= EXERCISE =
Report every line from the material that contains the word "this".

(Stored records)
::::

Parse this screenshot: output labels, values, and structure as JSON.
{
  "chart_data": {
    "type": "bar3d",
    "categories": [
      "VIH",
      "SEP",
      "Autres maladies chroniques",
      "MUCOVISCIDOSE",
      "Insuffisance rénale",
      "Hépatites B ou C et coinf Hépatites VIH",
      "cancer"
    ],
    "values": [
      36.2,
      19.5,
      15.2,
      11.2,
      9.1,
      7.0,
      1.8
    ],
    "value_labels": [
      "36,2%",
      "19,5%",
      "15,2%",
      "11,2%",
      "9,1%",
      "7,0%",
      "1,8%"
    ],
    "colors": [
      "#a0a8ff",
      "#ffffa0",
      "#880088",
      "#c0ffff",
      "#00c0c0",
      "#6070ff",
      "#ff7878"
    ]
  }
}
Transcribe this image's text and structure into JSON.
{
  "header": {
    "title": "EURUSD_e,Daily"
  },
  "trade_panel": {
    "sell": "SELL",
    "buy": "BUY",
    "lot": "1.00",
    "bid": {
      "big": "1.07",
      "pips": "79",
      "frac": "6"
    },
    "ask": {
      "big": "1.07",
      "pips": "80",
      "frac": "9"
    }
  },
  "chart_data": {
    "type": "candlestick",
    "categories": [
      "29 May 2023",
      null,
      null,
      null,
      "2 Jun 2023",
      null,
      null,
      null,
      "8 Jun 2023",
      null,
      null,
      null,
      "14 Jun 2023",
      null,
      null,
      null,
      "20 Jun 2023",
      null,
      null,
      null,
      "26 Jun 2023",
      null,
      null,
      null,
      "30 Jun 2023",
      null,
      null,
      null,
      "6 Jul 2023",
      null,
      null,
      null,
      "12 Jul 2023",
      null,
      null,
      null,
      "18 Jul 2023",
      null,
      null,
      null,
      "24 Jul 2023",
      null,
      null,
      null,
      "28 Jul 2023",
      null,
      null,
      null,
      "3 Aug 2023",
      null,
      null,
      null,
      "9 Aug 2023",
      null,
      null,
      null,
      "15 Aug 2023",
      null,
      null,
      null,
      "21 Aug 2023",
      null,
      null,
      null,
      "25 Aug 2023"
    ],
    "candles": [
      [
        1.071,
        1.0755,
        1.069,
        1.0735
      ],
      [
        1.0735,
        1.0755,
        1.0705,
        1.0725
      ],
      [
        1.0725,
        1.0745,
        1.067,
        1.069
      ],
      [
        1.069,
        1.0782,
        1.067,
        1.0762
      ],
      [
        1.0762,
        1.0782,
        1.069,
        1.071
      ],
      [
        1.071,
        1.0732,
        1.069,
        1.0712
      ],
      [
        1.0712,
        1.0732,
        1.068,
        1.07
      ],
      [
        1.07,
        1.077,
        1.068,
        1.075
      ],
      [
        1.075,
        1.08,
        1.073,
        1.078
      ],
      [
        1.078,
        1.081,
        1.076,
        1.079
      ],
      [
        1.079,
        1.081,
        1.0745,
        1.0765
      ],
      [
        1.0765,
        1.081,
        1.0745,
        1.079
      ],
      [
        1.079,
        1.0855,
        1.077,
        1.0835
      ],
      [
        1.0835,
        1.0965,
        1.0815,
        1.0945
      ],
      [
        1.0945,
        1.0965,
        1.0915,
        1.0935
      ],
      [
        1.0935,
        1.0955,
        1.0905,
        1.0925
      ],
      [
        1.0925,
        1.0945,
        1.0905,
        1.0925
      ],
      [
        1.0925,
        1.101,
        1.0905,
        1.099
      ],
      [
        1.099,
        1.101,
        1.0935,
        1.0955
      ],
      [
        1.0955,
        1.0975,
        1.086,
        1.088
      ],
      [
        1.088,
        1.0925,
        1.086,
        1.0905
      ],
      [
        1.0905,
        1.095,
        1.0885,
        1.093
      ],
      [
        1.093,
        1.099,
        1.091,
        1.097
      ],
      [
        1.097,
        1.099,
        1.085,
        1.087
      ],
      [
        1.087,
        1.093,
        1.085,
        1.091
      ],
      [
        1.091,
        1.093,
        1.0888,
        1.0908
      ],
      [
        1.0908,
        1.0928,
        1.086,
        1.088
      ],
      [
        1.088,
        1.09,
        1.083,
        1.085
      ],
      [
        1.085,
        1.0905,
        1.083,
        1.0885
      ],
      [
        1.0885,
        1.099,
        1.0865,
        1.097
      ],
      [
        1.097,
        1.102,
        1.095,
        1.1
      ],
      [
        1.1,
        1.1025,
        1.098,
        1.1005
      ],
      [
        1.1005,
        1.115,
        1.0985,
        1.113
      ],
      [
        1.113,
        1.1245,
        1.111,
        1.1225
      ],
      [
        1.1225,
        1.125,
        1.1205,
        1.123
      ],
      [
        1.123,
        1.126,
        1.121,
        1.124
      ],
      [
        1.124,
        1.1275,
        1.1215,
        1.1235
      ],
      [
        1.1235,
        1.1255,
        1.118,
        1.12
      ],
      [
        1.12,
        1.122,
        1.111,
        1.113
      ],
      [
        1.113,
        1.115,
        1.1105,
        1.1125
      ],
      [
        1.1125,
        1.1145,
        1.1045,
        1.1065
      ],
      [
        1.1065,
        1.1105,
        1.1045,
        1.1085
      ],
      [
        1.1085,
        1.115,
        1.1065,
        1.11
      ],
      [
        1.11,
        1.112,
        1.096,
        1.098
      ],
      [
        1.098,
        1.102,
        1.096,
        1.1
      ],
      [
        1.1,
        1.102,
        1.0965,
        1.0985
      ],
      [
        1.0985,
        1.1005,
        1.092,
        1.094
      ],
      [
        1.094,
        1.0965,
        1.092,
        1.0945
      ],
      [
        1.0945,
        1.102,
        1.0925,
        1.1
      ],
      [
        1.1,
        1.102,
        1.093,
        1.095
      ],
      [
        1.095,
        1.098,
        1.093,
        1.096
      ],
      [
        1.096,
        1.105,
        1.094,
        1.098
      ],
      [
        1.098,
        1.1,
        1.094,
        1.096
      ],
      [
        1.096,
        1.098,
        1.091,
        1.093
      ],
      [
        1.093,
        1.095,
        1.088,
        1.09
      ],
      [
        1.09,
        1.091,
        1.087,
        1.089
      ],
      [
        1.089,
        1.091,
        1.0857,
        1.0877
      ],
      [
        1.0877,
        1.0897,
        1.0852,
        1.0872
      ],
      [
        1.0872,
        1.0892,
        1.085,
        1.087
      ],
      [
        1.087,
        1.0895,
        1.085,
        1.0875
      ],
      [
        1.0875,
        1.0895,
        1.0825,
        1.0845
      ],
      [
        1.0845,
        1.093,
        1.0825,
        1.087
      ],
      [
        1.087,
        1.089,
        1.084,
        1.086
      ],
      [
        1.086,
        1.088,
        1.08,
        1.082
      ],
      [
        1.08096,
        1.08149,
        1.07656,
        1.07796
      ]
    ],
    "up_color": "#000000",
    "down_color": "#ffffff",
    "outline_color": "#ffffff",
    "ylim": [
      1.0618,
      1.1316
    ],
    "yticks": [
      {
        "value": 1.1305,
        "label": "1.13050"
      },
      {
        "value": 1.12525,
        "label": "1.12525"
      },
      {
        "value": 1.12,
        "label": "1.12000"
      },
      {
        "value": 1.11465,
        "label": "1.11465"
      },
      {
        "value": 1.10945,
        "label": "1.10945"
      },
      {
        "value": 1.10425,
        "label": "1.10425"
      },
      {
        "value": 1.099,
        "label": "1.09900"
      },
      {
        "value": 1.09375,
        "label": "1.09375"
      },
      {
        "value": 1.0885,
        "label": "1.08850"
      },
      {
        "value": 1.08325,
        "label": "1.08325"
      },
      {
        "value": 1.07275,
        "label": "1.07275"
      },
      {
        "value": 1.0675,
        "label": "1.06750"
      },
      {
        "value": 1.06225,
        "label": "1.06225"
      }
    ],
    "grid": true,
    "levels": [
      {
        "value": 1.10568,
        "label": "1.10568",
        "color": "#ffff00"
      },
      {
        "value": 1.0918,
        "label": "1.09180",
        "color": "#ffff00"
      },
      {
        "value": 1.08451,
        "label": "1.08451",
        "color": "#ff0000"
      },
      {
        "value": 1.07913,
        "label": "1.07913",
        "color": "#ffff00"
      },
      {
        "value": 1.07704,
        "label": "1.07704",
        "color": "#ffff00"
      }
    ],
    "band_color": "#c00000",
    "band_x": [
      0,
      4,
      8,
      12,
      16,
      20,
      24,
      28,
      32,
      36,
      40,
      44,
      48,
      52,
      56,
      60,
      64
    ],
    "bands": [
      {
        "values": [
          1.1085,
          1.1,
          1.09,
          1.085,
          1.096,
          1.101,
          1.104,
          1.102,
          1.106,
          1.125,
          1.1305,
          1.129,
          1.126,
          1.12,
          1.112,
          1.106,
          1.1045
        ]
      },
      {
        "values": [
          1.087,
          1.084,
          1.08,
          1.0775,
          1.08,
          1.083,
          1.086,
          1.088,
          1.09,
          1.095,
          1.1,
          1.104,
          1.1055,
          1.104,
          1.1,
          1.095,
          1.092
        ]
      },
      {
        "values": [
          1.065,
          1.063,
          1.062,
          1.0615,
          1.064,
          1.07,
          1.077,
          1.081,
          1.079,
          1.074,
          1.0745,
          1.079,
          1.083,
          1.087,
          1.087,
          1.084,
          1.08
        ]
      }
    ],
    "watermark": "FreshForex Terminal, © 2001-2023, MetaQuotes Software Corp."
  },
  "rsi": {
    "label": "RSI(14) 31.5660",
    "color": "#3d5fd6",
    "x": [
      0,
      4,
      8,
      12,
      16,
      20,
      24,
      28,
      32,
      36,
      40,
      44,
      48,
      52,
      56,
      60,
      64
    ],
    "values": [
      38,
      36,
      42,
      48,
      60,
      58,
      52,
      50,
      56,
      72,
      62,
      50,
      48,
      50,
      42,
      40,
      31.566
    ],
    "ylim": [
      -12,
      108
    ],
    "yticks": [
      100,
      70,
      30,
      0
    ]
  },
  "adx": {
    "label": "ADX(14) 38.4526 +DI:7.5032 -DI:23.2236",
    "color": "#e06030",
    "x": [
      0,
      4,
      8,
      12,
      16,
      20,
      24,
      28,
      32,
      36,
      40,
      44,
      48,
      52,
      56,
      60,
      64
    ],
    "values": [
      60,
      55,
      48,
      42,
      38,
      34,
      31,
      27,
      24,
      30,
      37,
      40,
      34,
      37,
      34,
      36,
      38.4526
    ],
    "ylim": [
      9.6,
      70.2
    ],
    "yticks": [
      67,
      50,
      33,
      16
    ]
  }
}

::::

= CORRECT RESPONSE =
Parse this screenshot: output labels, values, and structure as JSON.
Transcribe this image's text and structure into JSON.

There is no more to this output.